- **Records for this exercise**:
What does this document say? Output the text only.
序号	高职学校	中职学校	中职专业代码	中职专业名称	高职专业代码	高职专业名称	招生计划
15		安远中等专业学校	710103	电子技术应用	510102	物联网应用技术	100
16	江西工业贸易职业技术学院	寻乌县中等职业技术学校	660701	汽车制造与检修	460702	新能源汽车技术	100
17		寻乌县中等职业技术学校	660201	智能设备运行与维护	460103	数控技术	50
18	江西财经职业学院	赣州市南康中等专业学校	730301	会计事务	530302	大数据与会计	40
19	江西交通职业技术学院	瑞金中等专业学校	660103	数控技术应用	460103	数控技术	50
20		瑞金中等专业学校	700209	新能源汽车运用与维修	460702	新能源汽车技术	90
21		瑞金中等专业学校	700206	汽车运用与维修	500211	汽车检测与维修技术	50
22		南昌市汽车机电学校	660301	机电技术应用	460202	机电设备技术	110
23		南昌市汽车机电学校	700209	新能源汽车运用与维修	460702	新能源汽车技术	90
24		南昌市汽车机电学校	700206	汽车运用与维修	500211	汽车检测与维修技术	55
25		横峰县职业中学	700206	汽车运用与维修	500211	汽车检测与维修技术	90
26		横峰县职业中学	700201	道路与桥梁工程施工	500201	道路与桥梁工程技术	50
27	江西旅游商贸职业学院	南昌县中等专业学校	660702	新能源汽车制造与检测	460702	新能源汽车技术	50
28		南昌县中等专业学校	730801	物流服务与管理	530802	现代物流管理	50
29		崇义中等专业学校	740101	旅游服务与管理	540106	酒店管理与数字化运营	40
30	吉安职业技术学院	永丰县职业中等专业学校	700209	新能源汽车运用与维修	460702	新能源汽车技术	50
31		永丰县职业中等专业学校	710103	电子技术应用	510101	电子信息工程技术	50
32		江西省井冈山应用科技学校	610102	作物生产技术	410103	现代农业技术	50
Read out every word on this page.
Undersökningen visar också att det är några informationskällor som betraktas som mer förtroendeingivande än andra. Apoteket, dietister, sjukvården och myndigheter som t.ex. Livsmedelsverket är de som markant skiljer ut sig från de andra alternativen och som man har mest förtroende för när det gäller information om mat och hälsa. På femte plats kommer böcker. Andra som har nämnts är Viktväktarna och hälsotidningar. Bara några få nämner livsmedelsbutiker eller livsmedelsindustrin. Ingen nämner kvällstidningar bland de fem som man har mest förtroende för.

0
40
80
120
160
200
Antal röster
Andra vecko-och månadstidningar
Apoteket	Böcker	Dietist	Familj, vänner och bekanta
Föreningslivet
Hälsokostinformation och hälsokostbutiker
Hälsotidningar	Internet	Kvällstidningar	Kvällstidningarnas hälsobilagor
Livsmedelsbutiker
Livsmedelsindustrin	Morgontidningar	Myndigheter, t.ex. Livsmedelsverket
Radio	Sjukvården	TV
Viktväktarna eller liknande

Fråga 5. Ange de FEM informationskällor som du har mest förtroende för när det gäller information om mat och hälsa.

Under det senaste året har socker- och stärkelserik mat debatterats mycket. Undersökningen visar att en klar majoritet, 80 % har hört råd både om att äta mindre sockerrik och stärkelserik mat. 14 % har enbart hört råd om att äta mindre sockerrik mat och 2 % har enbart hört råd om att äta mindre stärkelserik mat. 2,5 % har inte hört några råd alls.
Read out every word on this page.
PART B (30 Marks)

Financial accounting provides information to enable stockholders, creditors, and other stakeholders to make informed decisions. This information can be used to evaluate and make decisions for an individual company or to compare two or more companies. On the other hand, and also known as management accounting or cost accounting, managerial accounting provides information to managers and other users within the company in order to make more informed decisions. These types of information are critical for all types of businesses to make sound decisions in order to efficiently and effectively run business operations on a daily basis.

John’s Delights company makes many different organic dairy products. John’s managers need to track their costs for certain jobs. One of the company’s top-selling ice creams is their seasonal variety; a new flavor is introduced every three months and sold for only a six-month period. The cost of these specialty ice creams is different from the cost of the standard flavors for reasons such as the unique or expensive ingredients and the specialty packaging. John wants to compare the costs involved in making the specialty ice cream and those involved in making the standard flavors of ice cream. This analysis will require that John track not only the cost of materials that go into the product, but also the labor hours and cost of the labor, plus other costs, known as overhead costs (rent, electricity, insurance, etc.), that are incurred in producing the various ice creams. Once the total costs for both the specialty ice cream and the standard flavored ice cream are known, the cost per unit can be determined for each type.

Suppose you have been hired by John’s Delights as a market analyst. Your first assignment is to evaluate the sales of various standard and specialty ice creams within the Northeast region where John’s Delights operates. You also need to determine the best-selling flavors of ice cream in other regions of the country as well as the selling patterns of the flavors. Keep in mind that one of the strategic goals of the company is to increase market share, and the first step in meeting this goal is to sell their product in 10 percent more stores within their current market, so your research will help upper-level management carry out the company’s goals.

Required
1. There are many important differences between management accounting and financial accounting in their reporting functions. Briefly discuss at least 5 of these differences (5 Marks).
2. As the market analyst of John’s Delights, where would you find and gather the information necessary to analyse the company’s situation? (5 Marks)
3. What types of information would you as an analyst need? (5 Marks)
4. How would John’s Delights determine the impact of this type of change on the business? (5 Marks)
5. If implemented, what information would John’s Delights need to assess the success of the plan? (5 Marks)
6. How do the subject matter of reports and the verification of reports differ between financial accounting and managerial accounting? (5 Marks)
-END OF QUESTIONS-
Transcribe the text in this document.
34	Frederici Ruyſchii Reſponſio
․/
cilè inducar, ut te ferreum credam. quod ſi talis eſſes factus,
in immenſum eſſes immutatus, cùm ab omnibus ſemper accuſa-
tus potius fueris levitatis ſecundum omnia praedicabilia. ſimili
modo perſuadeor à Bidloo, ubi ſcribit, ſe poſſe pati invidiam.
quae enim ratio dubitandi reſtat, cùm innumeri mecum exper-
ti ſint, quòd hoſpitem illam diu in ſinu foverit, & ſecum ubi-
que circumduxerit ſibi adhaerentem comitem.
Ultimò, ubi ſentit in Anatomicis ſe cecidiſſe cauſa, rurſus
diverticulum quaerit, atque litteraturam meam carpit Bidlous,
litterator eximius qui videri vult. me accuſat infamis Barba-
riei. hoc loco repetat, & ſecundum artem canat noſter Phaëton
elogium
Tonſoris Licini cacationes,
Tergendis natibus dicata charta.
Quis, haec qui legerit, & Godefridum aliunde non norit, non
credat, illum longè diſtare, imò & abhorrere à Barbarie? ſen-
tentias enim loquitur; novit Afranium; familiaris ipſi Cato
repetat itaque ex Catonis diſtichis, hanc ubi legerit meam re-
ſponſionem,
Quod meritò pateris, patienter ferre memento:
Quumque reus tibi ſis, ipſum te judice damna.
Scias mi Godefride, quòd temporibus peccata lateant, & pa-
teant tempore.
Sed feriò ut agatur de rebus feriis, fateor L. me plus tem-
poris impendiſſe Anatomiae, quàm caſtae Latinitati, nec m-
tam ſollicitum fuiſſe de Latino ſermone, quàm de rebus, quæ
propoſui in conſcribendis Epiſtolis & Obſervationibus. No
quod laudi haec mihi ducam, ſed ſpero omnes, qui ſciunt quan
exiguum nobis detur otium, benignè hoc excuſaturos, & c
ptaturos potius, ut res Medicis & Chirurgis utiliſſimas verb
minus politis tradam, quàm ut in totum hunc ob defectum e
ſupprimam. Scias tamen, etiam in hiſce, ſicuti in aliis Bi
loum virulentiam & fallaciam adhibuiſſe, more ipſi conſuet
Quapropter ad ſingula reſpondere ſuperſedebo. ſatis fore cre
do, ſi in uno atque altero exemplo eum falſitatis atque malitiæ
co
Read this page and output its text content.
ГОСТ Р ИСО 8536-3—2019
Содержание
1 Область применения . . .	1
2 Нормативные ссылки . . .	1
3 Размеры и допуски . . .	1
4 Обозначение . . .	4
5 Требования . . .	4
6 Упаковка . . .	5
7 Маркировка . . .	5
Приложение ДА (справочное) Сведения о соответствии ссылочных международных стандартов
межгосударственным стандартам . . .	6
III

- **Your instructions**:
Count the lines that include the word "新能源汽车技术" and state the result as a bare number.

- **Exercise answer**:
5